>> Begin

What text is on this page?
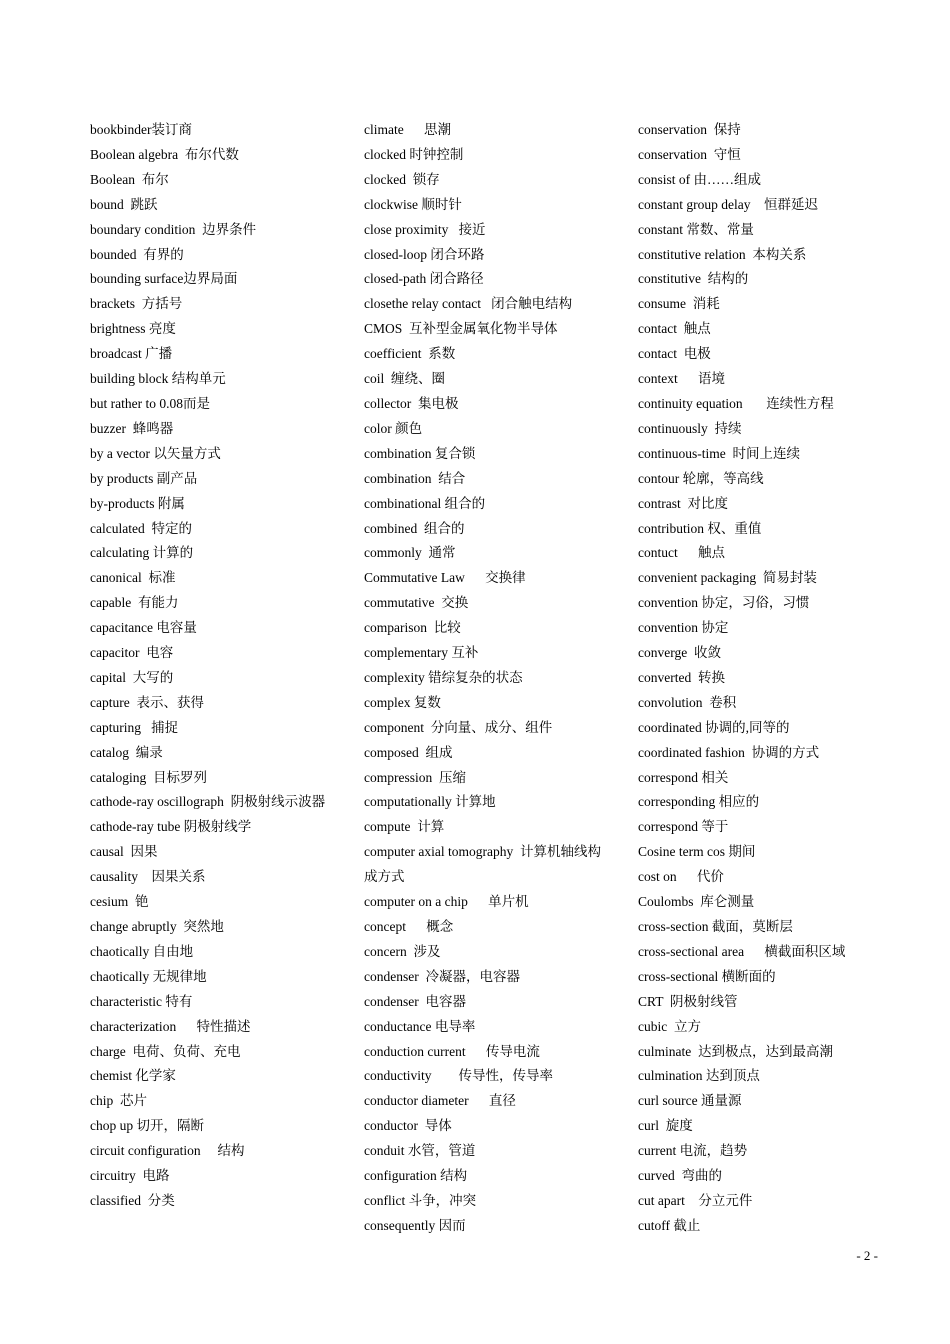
bookbinder装订商
Boolean algebra  布尔代数
Boolean  布尔
bound  跳跃
boundary condition  边界条件
bounded  有界的
bounding surface边界局面
brackets  方括号
brightness 亮度
broadcast 广播
building block 结构单元
but rather to 0.08而是
buzzer  蜂鸣器
by a vector 以矢量方式
by products 副产品
by-products 附属
calculated  特定的
calculating 计算的
canonical  标准
capable  有能力
capacitance 电容量
capacitor  电容
capital  大写的
capture  表示、获得
capturing   捕捉
catalog  编录
cataloging  目标罗列
cathode-ray oscillograph  阴极射线示波器
cathode-ray tube 阴极射线学
causal  因果
causality    因果关系
cesium  铯
change abruptly  突然地
chaotically 自由地
chaotically 无规律地
characteristic 特有
characterization      特性描述
charge  电荷、负荷、充电
chemist 化学家
chip  芯片
chop up 切开，隔断
circuit configuration     结构
circuitry  电路
classified  分类
climate      思潮
clocked 时钟控制
clocked  锁存
clockwise 顺时针
close proximity   接近
closed-loop 闭合环路
closed-path 闭合路径
closethe relay contact   闭合触电结构
CMOS  互补型金属氧化物半导体
coefficient  系数
coil  缠绕、圈
collector  集电极
color 颜色
combination 复合锁
combination  结合
combinational 组合的
combined  组合的
commonly  通常
Commutative Law      交换律
commutative  交换
comparison  比较
complementary 互补
complexity 错综复杂的状态
complex 复数
component  分向量、成分、组件
composed  组成
compression  压缩
computationally 计算地
compute  计算
computer axial tomography  计算机轴线构成方式
computer on a chip      单片机
concept      概念
concern  涉及
condenser  冷凝器，电容器
condenser  电容器
conductance 电导率
conduction current      传导电流
conductivity        传导性，传导率
conductor diameter      直径
conductor  导体
conduit 水管，管道
configuration 结构
conflict 斗争，冲突
consequently 因而
conservation  保持
conservation  守恒
consist of 由……组成
constant group delay    恒群延迟
constant 常数、常量
constitutive relation  本构关系
constitutive  结构的
consume  消耗
contact  触点
contact  电极
context      语境
continuity equation       连续性方程
continuously  持续
continuous-time  时间上连续
contour 轮廓，等高线
contrast  对比度
contribution 权、重值
contuct      触点
convenient packaging  简易封装
convention 协定，习俗，习惯
convention 协定
converge  收敛
converted  转换
convolution  卷积
coordinated 协调的,同等的
coordinated fashion  协调的方式
correspond 相关
corresponding 相应的
correspond 等于
Cosine term cos 期间
cost on      代价
Coulombs  库仑测量
cross-section 截面，莫断层
cross-sectional area      横截面积区域
cross-sectional 横断面的
CRT  阴极射线管
cubic  立方
culminate  达到极点，达到最高潮
culmination 达到顶点
curl source 通量源
curl  旋度
current 电流，趋势
curved  弯曲的
cut apart    分立元件
cutoff 截止
- 2 -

>> End

- PROMPT: Gather and return every line that holds the string "cathode".

- ANSWER BELOW:
cathode-ray oscillograph  阴极射线示波器
cathode-ray tube 阴极射线学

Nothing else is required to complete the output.